▶ **Task requirements**:
Locate all lines with the word "really" and copy them out.

▶ **Recorded data**:
■ ■ ■ ■
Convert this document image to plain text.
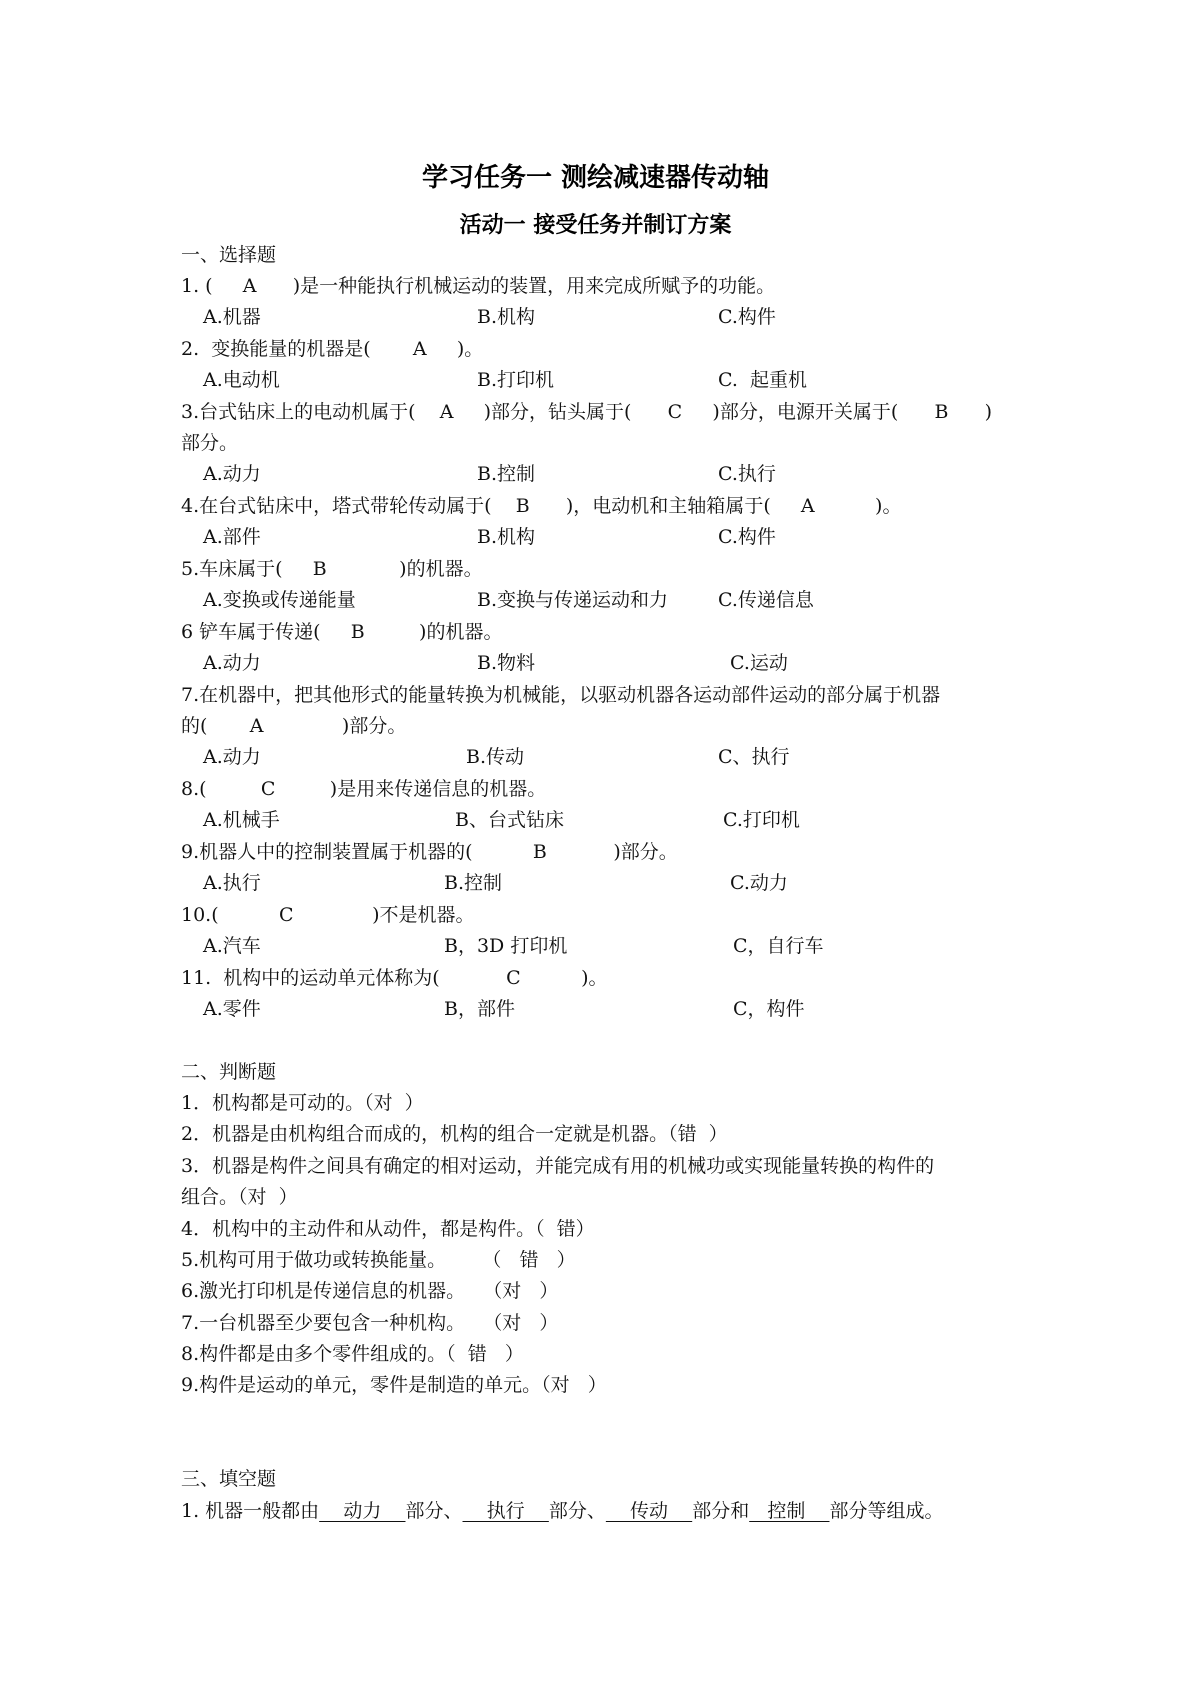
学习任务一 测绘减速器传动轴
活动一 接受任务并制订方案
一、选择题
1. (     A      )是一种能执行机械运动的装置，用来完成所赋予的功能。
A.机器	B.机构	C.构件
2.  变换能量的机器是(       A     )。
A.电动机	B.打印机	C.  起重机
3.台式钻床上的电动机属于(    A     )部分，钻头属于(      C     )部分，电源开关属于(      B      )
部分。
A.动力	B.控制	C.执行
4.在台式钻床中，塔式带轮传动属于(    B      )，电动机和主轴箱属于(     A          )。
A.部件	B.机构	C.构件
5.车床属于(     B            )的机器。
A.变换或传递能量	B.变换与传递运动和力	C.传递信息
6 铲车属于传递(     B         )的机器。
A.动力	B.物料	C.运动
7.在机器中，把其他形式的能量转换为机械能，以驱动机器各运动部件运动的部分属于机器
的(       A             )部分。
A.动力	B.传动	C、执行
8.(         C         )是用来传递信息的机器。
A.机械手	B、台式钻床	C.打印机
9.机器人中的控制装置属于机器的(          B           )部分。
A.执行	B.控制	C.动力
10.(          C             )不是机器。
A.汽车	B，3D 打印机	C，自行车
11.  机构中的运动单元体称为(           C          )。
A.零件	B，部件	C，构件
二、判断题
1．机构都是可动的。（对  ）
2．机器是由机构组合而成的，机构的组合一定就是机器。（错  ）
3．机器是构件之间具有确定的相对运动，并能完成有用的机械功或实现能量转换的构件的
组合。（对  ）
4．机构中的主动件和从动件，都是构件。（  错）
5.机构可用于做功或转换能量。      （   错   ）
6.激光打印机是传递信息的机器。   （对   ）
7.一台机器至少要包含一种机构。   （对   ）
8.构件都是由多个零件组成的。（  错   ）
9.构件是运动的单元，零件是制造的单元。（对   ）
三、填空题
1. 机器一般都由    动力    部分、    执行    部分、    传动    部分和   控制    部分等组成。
■ ■ ■ ■
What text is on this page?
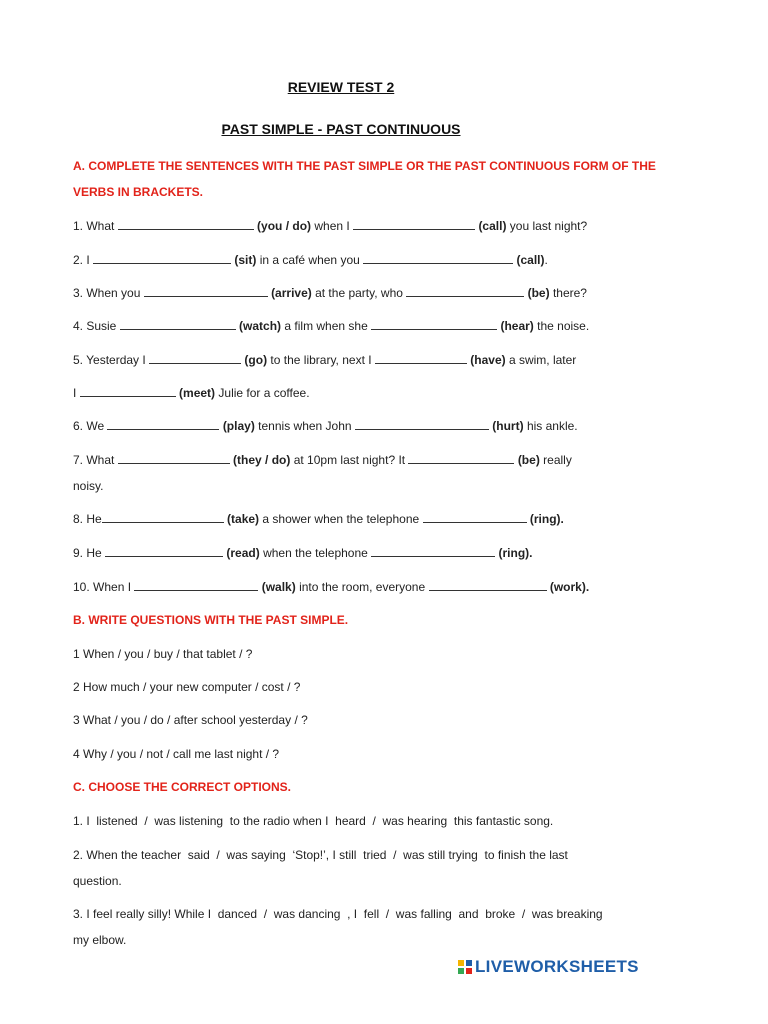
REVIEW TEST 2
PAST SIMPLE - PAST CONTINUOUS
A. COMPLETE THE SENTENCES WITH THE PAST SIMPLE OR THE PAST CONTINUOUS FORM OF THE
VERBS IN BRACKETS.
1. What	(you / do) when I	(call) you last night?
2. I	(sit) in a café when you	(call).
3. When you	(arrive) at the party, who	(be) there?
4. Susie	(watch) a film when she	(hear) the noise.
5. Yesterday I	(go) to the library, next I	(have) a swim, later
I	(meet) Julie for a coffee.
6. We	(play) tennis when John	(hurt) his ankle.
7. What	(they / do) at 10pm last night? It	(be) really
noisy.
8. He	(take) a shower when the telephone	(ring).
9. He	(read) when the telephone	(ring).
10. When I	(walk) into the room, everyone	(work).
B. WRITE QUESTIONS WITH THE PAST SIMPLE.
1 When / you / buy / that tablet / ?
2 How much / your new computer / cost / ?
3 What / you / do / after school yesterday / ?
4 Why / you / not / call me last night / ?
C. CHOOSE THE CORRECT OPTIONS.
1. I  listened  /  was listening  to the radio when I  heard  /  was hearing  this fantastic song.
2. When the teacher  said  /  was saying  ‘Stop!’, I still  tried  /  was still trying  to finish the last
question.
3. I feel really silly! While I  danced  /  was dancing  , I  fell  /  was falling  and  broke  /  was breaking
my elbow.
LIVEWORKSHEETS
■ ■ ■ ■
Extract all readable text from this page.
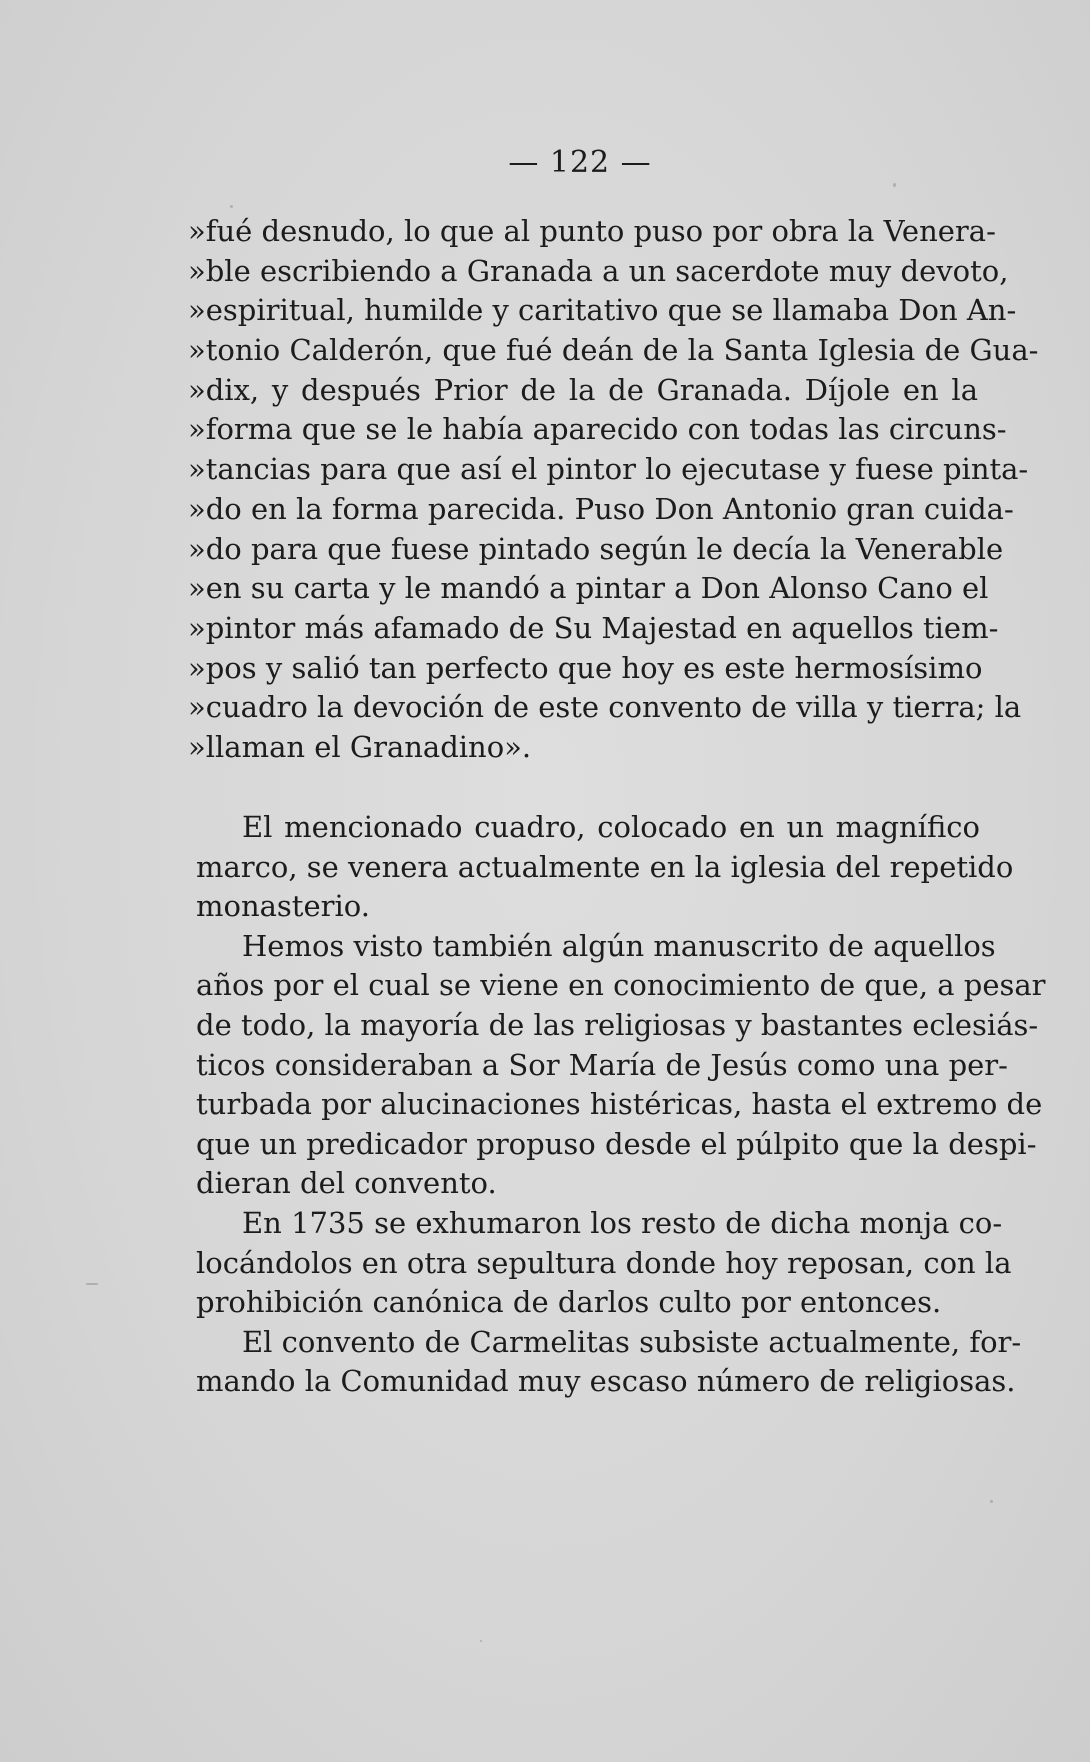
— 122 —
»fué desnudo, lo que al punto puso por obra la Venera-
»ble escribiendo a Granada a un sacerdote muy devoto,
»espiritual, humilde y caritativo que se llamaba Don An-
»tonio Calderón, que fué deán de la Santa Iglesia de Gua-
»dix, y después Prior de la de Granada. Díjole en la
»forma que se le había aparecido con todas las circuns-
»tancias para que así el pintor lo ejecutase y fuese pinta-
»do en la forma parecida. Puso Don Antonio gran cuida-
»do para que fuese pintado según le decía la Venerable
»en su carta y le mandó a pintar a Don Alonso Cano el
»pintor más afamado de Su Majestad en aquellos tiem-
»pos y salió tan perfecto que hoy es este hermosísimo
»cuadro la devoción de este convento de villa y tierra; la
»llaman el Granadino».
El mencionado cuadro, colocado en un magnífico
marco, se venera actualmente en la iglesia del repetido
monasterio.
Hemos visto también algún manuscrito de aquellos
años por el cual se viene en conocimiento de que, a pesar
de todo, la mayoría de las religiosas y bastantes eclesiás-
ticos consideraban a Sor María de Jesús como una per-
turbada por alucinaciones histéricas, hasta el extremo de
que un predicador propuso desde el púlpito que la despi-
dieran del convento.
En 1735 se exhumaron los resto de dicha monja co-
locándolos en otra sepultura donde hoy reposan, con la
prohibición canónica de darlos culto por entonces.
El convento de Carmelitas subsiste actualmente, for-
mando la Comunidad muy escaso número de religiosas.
■ ■ ■ ■
▶ **Output**:
7. What	(they / do) at 10pm last night? It	(be) really
3. I feel really silly! While I  danced  /  was dancing  , I  fell  /  was falling  and  broke  /  was breaking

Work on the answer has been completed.